- _Task details_
Don't copy the pictures; return every other part of the records exactly.

"""

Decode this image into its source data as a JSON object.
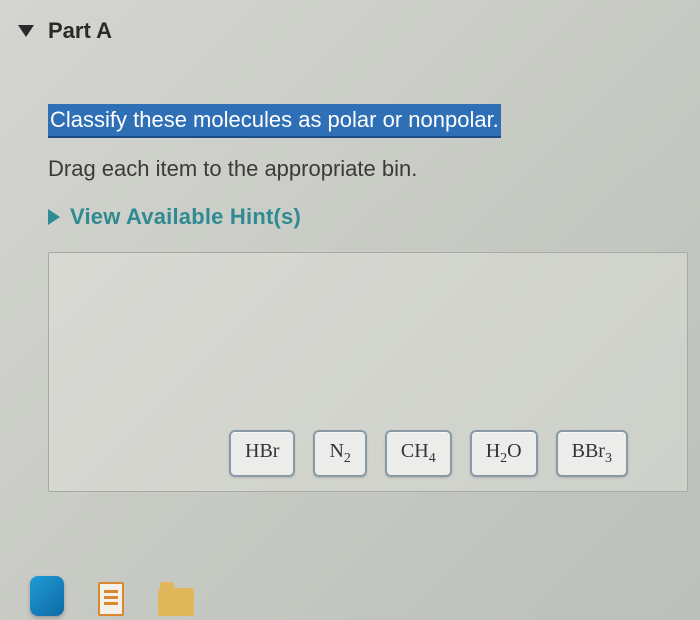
{
  "part": {
    "label": "Part A"
  },
  "question": {
    "prompt_selected": "Classify these molecules as polar or nonpolar.",
    "instructions": "Drag each item to the appropriate bin.",
    "hints_label": "View Available Hint(s)"
  },
  "molecules": [
    {
      "formula": "HBr",
      "base": "HBr",
      "sub": ""
    },
    {
      "formula": "N2",
      "base": "N",
      "sub": "2"
    },
    {
      "formula": "CH4",
      "base": "CH",
      "sub": "4"
    },
    {
      "formula": "H2O",
      "base": "H",
      "sub": "2",
      "tail": "O"
    },
    {
      "formula": "BBr3",
      "base": "BBr",
      "sub": "3"
    }
  ],
  "colors": {
    "selection_bg": "#2f6fb5",
    "hint_color": "#2f8a92",
    "chip_border": "#8a9aa4"
  }
}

"""

- _Worked solution_
Decode this image into its source data as a JSON object.
{
  "part": {
    "label": "Part A"
  },
  "question": {
    "prompt_selected": "Classify these molecules as polar or nonpolar.",
    "instructions": "Drag each item to the appropriate bin.",
    "hints_label": "View Available Hint(s)"
  },
  "molecules": [
    {
      "formula": "HBr",
      "base": "HBr",
      "sub": ""
    },
    {
      "formula": "N2",
      "base": "N",
      "sub": "2"
    },
    {
      "formula": "CH4",
      "base": "CH",
      "sub": "4"
    },
    {
      "formula": "H2O",
      "base": "H",
      "sub": "2",
      "tail": "O"
    },
    {
      "formula": "BBr3",
      "base": "BBr",
      "sub": "3"
    }
  ],
  "colors": {
    "selection_bg": "#2f6fb5",
    "hint_color": "#2f8a92",
    "chip_border": "#8a9aa4"
  }
}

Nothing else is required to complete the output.